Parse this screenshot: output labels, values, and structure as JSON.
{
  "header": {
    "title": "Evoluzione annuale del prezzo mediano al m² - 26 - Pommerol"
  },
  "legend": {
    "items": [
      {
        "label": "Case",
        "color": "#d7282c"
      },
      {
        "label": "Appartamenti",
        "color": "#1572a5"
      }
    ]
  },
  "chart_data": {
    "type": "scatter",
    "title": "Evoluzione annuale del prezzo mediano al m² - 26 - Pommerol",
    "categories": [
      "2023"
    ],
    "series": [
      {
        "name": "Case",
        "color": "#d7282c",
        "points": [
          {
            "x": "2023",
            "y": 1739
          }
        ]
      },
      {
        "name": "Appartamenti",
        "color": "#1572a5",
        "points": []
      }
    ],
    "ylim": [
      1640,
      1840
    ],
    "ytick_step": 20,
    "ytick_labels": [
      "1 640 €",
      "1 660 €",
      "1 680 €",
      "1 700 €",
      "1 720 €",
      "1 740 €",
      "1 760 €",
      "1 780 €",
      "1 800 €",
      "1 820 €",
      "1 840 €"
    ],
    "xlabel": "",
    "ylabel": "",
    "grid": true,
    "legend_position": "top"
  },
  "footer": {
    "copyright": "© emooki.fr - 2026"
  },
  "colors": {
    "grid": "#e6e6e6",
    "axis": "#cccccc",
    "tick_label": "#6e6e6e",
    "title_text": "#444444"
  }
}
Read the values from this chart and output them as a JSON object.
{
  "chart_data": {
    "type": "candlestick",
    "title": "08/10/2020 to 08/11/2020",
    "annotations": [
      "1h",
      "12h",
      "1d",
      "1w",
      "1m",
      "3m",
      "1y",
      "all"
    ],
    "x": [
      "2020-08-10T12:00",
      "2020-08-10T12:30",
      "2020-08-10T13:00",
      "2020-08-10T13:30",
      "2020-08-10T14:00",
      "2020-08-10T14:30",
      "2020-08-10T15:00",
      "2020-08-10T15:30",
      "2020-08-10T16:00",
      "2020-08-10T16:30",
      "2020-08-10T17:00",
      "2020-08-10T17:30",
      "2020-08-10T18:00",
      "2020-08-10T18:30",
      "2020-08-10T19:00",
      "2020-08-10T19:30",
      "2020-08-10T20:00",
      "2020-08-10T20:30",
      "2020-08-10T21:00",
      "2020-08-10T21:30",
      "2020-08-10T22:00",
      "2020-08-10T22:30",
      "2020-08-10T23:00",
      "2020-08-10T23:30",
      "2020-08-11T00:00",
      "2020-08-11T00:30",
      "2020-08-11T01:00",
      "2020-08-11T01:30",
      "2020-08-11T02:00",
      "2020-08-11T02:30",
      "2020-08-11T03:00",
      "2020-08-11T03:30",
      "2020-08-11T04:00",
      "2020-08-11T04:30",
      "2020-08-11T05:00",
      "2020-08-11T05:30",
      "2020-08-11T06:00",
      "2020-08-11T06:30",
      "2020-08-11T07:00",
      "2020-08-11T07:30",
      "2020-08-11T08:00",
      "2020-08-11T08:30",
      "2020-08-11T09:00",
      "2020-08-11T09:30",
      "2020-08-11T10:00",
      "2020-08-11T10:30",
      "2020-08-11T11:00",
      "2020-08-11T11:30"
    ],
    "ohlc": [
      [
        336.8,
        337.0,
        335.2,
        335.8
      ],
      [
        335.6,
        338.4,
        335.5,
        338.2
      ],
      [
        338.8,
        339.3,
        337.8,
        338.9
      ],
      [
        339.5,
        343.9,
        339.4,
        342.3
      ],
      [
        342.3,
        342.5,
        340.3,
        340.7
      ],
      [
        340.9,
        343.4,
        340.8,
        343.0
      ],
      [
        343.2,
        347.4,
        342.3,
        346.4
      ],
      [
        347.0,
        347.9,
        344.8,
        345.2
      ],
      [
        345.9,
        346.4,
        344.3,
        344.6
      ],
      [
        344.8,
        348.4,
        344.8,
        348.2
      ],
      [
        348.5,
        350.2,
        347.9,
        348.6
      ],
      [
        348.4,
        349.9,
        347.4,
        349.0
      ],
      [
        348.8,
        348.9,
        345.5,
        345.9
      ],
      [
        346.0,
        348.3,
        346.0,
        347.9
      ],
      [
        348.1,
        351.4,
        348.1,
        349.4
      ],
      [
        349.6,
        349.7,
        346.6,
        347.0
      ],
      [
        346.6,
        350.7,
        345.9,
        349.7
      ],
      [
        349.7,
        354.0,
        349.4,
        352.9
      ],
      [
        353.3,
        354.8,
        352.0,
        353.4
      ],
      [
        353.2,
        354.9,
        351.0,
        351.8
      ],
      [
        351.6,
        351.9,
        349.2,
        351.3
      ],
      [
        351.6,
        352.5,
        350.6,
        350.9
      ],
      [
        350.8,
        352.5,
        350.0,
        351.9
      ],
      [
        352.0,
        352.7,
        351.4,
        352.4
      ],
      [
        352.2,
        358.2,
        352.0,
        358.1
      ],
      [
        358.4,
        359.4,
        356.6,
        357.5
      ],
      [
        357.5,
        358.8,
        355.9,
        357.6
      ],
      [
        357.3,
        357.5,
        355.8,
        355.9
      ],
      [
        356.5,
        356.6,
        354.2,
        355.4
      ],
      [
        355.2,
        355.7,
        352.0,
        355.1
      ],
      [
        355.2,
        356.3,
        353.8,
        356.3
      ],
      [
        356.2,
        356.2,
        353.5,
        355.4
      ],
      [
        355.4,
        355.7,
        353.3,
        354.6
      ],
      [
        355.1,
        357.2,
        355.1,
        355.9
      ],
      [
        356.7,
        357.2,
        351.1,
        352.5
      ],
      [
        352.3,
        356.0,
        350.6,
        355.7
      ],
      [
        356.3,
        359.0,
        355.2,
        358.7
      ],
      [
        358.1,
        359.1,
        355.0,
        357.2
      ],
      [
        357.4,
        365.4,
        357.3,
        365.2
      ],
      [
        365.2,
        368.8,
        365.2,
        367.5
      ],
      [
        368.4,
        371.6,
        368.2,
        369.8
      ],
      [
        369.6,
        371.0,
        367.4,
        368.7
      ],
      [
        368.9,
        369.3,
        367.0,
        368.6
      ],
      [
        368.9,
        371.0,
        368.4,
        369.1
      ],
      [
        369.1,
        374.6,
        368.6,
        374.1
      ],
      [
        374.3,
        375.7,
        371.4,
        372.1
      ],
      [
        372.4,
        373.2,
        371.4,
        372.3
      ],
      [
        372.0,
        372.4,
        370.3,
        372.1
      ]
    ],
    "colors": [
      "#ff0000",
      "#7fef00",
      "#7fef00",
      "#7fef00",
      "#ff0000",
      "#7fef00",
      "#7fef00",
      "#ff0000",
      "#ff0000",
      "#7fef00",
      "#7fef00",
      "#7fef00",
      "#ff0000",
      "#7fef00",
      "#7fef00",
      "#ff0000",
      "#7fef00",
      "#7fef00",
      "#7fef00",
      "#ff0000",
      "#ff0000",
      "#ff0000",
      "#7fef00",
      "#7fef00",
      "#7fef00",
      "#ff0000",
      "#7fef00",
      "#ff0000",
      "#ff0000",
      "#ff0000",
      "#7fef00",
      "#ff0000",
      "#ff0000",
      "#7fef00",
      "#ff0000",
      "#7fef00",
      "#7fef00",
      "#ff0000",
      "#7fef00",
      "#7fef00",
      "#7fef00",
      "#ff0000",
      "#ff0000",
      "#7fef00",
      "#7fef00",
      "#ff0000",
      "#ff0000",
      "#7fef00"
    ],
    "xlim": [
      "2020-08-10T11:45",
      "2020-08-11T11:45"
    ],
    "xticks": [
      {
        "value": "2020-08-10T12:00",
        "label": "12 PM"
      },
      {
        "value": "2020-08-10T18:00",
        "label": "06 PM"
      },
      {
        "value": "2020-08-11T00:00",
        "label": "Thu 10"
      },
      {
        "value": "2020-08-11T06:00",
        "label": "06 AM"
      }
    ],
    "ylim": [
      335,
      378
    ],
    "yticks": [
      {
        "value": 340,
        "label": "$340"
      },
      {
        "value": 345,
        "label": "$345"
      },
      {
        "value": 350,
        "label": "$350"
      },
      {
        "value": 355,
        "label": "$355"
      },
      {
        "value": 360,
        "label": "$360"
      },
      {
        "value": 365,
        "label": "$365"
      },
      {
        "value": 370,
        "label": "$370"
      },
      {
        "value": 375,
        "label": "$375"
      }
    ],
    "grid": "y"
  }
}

□ □ □ □ □ □ □

- _EXERCISE_
Copy each line of the listing that contains the string "values".

- _REPLY_
Parse this screenshot: output labels, values, and structure as JSON.
Read the values from this chart and output them as a JSON object.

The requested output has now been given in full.